TO DO ::
Write out each entry again. Keep every word exactly as it is.
+++ MATERIAL FOR THIS EXERCISE
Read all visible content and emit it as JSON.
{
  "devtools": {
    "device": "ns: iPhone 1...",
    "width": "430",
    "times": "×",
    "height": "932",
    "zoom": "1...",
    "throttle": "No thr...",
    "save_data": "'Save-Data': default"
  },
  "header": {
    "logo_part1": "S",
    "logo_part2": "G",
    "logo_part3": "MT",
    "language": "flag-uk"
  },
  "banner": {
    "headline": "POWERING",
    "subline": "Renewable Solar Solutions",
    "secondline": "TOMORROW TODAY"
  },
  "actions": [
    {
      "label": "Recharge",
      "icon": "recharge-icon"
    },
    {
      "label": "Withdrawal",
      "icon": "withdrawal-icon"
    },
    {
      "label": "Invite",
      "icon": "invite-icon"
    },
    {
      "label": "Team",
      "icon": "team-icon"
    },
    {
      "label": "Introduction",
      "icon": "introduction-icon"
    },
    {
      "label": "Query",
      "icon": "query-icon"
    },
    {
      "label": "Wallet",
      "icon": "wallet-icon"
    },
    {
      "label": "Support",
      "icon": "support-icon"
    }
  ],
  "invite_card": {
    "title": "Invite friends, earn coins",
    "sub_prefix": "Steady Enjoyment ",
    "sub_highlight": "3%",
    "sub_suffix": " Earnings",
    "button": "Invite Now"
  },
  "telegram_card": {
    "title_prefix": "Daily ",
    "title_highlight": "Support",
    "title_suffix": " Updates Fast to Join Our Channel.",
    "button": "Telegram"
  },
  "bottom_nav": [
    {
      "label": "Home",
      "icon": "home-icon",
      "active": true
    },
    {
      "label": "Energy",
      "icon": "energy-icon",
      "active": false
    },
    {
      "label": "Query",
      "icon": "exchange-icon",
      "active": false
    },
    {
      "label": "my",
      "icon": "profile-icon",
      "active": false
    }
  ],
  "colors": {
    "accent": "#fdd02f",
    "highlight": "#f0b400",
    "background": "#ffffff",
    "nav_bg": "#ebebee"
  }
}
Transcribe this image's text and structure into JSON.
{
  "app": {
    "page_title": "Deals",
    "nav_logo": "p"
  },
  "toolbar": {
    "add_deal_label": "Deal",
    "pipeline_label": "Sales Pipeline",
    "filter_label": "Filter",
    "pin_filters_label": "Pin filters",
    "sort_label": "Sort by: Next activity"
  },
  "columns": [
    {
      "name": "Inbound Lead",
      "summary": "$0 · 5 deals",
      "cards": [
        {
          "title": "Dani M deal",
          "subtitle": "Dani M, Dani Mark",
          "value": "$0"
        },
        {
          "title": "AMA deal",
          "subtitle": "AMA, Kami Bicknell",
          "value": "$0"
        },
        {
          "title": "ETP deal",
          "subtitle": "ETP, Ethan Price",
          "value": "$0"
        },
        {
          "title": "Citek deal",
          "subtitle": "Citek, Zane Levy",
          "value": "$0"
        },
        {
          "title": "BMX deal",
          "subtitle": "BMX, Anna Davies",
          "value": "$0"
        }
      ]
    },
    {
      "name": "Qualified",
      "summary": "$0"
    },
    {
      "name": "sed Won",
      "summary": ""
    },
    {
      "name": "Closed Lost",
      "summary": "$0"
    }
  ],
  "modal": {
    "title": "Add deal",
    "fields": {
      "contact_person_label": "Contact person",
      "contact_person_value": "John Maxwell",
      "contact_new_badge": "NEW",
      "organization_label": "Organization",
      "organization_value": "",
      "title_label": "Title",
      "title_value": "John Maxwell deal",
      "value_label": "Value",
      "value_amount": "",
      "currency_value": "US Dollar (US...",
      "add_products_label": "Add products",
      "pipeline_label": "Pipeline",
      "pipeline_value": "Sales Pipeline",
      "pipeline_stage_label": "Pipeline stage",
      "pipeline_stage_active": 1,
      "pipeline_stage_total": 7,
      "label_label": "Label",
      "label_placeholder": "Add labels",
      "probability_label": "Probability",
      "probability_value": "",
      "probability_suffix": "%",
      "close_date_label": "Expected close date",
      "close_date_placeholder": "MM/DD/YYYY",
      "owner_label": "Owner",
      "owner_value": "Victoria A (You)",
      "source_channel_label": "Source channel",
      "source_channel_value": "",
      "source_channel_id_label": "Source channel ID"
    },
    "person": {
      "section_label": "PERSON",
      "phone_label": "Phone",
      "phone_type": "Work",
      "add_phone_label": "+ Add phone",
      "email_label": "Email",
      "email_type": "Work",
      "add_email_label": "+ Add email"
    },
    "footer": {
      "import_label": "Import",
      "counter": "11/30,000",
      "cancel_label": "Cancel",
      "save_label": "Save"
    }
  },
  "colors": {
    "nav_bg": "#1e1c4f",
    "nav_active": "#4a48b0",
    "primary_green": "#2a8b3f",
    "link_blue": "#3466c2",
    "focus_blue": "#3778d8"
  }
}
++++++
FINISHED TASK ::
Read all visible content and emit it as JSON.
{
  "devtools": {
    "device": "ns: iPhone 1...",
    "width": "430",
    "times": "×",
    "height": "932",
    "zoom": "1...",
    "throttle": "No thr...",
    "save_data": "'Save-Data': default"
  },
  "header": {
    "logo_part1": "S",
    "logo_part2": "G",
    "logo_part3": "MT",
    "language": "flag-uk"
  },
  "banner": {
    "headline": "POWERING",
    "subline": "Renewable Solar Solutions",
    "secondline": "TOMORROW TODAY"
  },
  "actions": [
    {
      "label": "Recharge",
      "icon": "recharge-icon"
    },
    {
      "label": "Withdrawal",
      "icon": "withdrawal-icon"
    },
    {
      "label": "Invite",
      "icon": "invite-icon"
    },
    {
      "label": "Team",
      "icon": "team-icon"
    },
    {
      "label": "Introduction",
      "icon": "introduction-icon"
    },
    {
      "label": "Query",
      "icon": "query-icon"
    },
    {
      "label": "Wallet",
      "icon": "wallet-icon"
    },
    {
      "label": "Support",
      "icon": "support-icon"
    }
  ],
  "invite_card": {
    "title": "Invite friends, earn coins",
    "sub_prefix": "Steady Enjoyment ",
    "sub_highlight": "3%",
    "sub_suffix": " Earnings",
    "button": "Invite Now"
  },
  "telegram_card": {
    "title_prefix": "Daily ",
    "title_highlight": "Support",
    "title_suffix": " Updates Fast to Join Our Channel.",
    "button": "Telegram"
  },
  "bottom_nav": [
    {
      "label": "Home",
      "icon": "home-icon",
      "active": true
    },
    {
      "label": "Energy",
      "icon": "energy-icon",
      "active": false
    },
    {
      "label": "Query",
      "icon": "exchange-icon",
      "active": false
    },
    {
      "label": "my",
      "icon": "profile-icon",
      "active": false
    }
  ],
  "colors": {
    "accent": "#fdd02f",
    "highlight": "#f0b400",
    "background": "#ffffff",
    "nav_bg": "#ebebee"
  }
}
Transcribe this image's text and structure into JSON.
{
  "app": {
    "page_title": "Deals",
    "nav_logo": "p"
  },
  "toolbar": {
    "add_deal_label": "Deal",
    "pipeline_label": "Sales Pipeline",
    "filter_label": "Filter",
    "pin_filters_label": "Pin filters",
    "sort_label": "Sort by: Next activity"
  },
  "columns": [
    {
      "name": "Inbound Lead",
      "summary": "$0 · 5 deals",
      "cards": [
        {
          "title": "Dani M deal",
          "subtitle": "Dani M, Dani Mark",
          "value": "$0"
        },
        {
          "title": "AMA deal",
          "subtitle": "AMA, Kami Bicknell",
          "value": "$0"
        },
        {
          "title": "ETP deal",
          "subtitle": "ETP, Ethan Price",
          "value": "$0"
        },
        {
          "title": "Citek deal",
          "subtitle": "Citek, Zane Levy",
          "value": "$0"
        },
        {
          "title": "BMX deal",
          "subtitle": "BMX, Anna Davies",
          "value": "$0"
        }
      ]
    },
    {
      "name": "Qualified",
      "summary": "$0"
    },
    {
      "name": "sed Won",
      "summary": ""
    },
    {
      "name": "Closed Lost",
      "summary": "$0"
    }
  ],
  "modal": {
    "title": "Add deal",
    "fields": {
      "contact_person_label": "Contact person",
      "contact_person_value": "John Maxwell",
      "contact_new_badge": "NEW",
      "organization_label": "Organization",
      "organization_value": "",
      "title_label": "Title",
      "title_value": "John Maxwell deal",
      "value_label": "Value",
      "value_amount": "",
      "currency_value": "US Dollar (US...",
      "add_products_label": "Add products",
      "pipeline_label": "Pipeline",
      "pipeline_value": "Sales Pipeline",
      "pipeline_stage_label": "Pipeline stage",
      "pipeline_stage_active": 1,
      "pipeline_stage_total": 7,
      "label_label": "Label",
      "label_placeholder": "Add labels",
      "probability_label": "Probability",
      "probability_value": "",
      "probability_suffix": "%",
      "close_date_label": "Expected close date",
      "close_date_placeholder": "MM/DD/YYYY",
      "owner_label": "Owner",
      "owner_value": "Victoria A (You)",
      "source_channel_label": "Source channel",
      "source_channel_value": "",
      "source_channel_id_label": "Source channel ID"
    },
    "person": {
      "section_label": "PERSON",
      "phone_label": "Phone",
      "phone_type": "Work",
      "add_phone_label": "+ Add phone",
      "email_label": "Email",
      "email_type": "Work",
      "add_email_label": "+ Add email"
    },
    "footer": {
      "import_label": "Import",
      "counter": "11/30,000",
      "cancel_label": "Cancel",
      "save_label": "Save"
    }
  },
  "colors": {
    "nav_bg": "#1e1c4f",
    "nav_active": "#4a48b0",
    "primary_green": "#2a8b3f",
    "link_blue": "#3466c2",
    "focus_blue": "#3778d8"
  }
}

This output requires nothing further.